■ PROBLEM TO WORK ON ■
When the word "name" shows up in a line of the data below, copy that whole line.

[Opening DATA section]

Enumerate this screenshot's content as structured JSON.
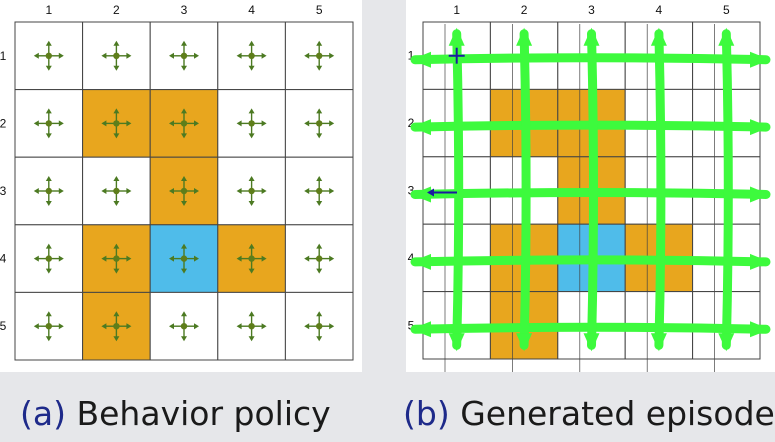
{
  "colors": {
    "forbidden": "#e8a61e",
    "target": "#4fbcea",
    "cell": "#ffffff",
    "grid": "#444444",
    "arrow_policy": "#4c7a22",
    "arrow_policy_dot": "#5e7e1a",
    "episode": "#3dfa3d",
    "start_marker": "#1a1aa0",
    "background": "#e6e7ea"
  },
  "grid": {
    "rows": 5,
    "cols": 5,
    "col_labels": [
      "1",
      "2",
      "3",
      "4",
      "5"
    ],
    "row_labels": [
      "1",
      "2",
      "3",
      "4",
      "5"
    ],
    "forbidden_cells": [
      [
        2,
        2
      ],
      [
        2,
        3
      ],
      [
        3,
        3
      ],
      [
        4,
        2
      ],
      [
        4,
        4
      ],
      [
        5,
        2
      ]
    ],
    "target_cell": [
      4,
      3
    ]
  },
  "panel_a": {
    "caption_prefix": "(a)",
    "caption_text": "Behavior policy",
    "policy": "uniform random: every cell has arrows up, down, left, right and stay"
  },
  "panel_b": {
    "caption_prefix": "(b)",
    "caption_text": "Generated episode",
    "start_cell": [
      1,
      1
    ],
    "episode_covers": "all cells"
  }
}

[Closing DATA section]
[Opening DATA section]

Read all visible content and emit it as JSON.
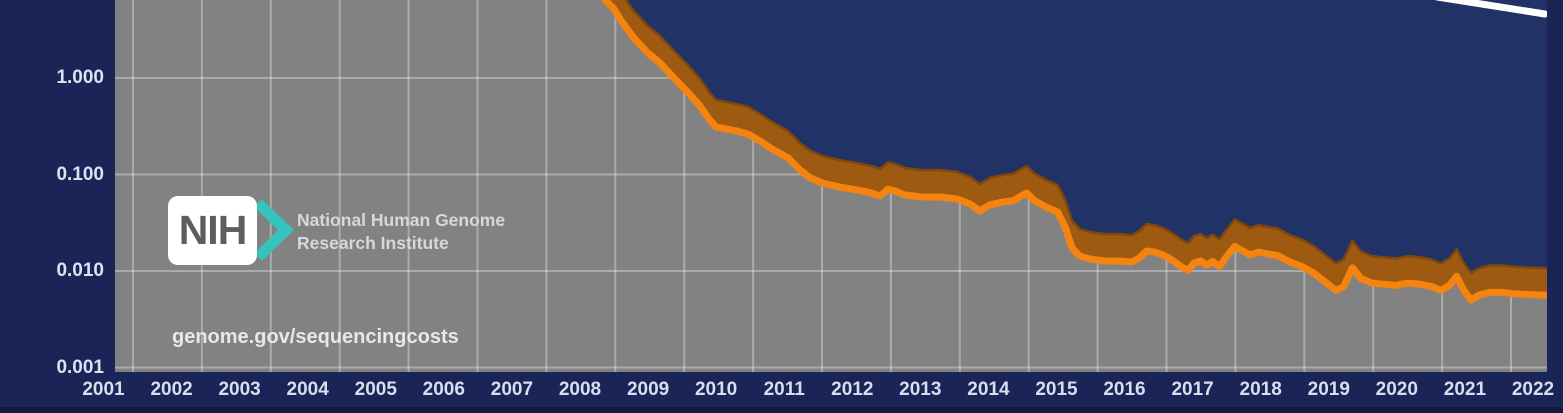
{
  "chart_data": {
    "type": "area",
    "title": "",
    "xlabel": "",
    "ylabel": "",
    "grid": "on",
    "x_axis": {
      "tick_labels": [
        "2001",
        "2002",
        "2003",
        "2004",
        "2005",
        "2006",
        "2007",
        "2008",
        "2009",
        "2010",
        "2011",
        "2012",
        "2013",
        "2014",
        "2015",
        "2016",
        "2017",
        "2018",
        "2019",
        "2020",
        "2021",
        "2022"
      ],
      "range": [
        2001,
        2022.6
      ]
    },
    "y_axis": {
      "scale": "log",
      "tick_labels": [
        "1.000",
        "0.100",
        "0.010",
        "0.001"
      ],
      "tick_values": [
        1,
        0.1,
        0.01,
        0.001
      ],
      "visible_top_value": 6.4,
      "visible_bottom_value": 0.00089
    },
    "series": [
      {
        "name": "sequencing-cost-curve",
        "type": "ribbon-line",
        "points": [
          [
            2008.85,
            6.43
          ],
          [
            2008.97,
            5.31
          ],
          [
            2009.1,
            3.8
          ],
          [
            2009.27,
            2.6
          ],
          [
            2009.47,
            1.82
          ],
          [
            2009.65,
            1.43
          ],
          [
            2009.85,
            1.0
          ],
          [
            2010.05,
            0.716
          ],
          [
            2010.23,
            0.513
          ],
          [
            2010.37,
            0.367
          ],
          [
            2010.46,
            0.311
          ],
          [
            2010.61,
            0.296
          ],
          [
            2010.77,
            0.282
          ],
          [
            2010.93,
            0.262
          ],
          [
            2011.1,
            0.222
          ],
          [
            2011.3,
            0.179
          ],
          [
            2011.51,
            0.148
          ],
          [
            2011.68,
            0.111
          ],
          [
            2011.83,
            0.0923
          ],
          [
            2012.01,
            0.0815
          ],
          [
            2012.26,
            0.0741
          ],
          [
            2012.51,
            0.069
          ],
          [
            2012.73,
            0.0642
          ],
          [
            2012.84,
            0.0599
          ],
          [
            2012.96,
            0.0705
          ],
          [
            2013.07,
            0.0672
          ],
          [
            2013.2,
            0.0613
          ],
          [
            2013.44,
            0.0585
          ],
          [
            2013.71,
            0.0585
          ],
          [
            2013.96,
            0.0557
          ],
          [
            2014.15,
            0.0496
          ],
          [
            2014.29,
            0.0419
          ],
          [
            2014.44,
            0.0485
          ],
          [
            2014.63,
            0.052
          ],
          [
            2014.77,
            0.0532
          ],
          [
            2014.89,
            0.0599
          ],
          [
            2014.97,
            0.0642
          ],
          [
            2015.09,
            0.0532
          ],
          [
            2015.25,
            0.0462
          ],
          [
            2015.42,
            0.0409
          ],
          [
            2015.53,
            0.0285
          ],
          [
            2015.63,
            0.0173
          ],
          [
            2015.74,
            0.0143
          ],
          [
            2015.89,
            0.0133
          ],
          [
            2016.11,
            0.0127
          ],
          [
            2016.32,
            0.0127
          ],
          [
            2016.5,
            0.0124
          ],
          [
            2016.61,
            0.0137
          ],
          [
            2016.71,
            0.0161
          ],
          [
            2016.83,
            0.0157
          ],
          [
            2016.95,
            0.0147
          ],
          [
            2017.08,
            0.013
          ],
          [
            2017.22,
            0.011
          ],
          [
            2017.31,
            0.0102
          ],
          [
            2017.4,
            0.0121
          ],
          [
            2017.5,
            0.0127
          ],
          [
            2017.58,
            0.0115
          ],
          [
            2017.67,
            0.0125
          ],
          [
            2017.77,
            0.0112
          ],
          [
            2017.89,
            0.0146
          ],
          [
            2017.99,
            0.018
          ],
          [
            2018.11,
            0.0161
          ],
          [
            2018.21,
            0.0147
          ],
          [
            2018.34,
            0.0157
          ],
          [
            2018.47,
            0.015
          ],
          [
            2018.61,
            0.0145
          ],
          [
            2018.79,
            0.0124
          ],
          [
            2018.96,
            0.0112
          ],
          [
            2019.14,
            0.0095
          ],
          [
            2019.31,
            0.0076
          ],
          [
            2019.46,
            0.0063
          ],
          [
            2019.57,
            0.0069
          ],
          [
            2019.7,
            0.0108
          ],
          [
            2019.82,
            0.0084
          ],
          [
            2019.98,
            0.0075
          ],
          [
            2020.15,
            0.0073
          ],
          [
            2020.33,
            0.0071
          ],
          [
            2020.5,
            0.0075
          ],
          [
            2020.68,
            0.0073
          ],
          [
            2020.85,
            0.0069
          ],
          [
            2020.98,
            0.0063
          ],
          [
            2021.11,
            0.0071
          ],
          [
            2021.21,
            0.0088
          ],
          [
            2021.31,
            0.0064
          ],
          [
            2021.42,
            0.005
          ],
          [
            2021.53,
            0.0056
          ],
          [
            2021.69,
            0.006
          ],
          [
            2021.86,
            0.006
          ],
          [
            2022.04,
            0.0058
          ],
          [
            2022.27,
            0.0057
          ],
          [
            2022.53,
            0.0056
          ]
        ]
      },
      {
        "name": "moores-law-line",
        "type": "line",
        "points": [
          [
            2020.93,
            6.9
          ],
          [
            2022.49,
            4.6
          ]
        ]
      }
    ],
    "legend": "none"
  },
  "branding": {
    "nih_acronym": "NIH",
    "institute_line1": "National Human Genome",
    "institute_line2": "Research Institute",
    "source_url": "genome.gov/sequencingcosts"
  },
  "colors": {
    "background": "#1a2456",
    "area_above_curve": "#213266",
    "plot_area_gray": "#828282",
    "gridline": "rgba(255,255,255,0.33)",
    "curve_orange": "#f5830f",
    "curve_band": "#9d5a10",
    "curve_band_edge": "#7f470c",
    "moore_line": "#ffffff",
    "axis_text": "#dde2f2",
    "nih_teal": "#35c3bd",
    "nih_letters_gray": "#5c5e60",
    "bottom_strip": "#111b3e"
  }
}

[Closing DATA section]

■ REPLY TO THE EXERCISE ■
        "name": "sequencing-cost-curve",
        "name": "moores-law-line",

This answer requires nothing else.